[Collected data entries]
--

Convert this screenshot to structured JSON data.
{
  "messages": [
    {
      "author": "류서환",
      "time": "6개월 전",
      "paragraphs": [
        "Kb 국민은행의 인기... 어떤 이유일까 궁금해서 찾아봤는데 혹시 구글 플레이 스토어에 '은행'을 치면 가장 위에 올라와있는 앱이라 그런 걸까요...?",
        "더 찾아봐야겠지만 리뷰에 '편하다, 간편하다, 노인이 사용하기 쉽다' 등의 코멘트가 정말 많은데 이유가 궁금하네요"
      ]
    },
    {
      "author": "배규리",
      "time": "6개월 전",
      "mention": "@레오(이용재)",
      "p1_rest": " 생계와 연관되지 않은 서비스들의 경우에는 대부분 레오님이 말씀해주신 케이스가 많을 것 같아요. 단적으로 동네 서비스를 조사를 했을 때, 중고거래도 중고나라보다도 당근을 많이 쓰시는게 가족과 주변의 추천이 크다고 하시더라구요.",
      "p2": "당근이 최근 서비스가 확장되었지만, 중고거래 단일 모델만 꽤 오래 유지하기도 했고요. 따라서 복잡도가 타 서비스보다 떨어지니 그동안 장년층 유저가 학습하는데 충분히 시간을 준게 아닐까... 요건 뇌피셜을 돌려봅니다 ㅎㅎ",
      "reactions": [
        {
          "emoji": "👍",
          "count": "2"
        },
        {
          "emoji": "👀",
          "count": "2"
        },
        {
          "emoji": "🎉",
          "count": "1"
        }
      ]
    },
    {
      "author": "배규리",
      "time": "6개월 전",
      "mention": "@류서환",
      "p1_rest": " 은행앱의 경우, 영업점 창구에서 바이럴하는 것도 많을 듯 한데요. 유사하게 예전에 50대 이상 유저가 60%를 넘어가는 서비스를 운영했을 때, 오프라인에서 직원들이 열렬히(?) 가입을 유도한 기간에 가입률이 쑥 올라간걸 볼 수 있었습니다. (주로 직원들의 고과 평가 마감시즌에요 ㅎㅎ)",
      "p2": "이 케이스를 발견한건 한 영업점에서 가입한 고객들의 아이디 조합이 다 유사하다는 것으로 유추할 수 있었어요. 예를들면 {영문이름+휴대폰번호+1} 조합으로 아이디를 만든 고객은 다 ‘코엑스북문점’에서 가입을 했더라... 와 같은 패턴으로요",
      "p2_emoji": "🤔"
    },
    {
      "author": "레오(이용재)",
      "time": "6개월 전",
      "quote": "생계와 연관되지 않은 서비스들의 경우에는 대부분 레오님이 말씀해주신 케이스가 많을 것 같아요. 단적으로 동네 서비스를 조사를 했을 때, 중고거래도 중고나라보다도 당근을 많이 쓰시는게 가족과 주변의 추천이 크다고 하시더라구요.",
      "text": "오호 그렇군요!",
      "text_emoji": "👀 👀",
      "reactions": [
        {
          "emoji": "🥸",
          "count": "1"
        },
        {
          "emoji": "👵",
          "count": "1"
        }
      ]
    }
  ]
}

--

• WHAT YOU ARE ASKED TO DO:
Copy the data above exactly. Every line must be included.

• EXERCISE SOLUTION:
Convert this screenshot to structured JSON data.
{
  "messages": [
    {
      "author": "류서환",
      "time": "6개월 전",
      "paragraphs": [
        "Kb 국민은행의 인기... 어떤 이유일까 궁금해서 찾아봤는데 혹시 구글 플레이 스토어에 '은행'을 치면 가장 위에 올라와있는 앱이라 그런 걸까요...?",
        "더 찾아봐야겠지만 리뷰에 '편하다, 간편하다, 노인이 사용하기 쉽다' 등의 코멘트가 정말 많은데 이유가 궁금하네요"
      ]
    },
    {
      "author": "배규리",
      "time": "6개월 전",
      "mention": "@레오(이용재)",
      "p1_rest": " 생계와 연관되지 않은 서비스들의 경우에는 대부분 레오님이 말씀해주신 케이스가 많을 것 같아요. 단적으로 동네 서비스를 조사를 했을 때, 중고거래도 중고나라보다도 당근을 많이 쓰시는게 가족과 주변의 추천이 크다고 하시더라구요.",
      "p2": "당근이 최근 서비스가 확장되었지만, 중고거래 단일 모델만 꽤 오래 유지하기도 했고요. 따라서 복잡도가 타 서비스보다 떨어지니 그동안 장년층 유저가 학습하는데 충분히 시간을 준게 아닐까... 요건 뇌피셜을 돌려봅니다 ㅎㅎ",
      "reactions": [
        {
          "emoji": "👍",
          "count": "2"
        },
        {
          "emoji": "👀",
          "count": "2"
        },
        {
          "emoji": "🎉",
          "count": "1"
        }
      ]
    },
    {
      "author": "배규리",
      "time": "6개월 전",
      "mention": "@류서환",
      "p1_rest": " 은행앱의 경우, 영업점 창구에서 바이럴하는 것도 많을 듯 한데요. 유사하게 예전에 50대 이상 유저가 60%를 넘어가는 서비스를 운영했을 때, 오프라인에서 직원들이 열렬히(?) 가입을 유도한 기간에 가입률이 쑥 올라간걸 볼 수 있었습니다. (주로 직원들의 고과 평가 마감시즌에요 ㅎㅎ)",
      "p2": "이 케이스를 발견한건 한 영업점에서 가입한 고객들의 아이디 조합이 다 유사하다는 것으로 유추할 수 있었어요. 예를들면 {영문이름+휴대폰번호+1} 조합으로 아이디를 만든 고객은 다 ‘코엑스북문점’에서 가입을 했더라... 와 같은 패턴으로요",
      "p2_emoji": "🤔"
    },
    {
      "author": "레오(이용재)",
      "time": "6개월 전",
      "quote": "생계와 연관되지 않은 서비스들의 경우에는 대부분 레오님이 말씀해주신 케이스가 많을 것 같아요. 단적으로 동네 서비스를 조사를 했을 때, 중고거래도 중고나라보다도 당근을 많이 쓰시는게 가족과 주변의 추천이 크다고 하시더라구요.",
      "text": "오호 그렇군요!",
      "text_emoji": "👀 👀",
      "reactions": [
        {
          "emoji": "🥸",
          "count": "1"
        },
        {
          "emoji": "👵",
          "count": "1"
        }
      ]
    }
  ]
}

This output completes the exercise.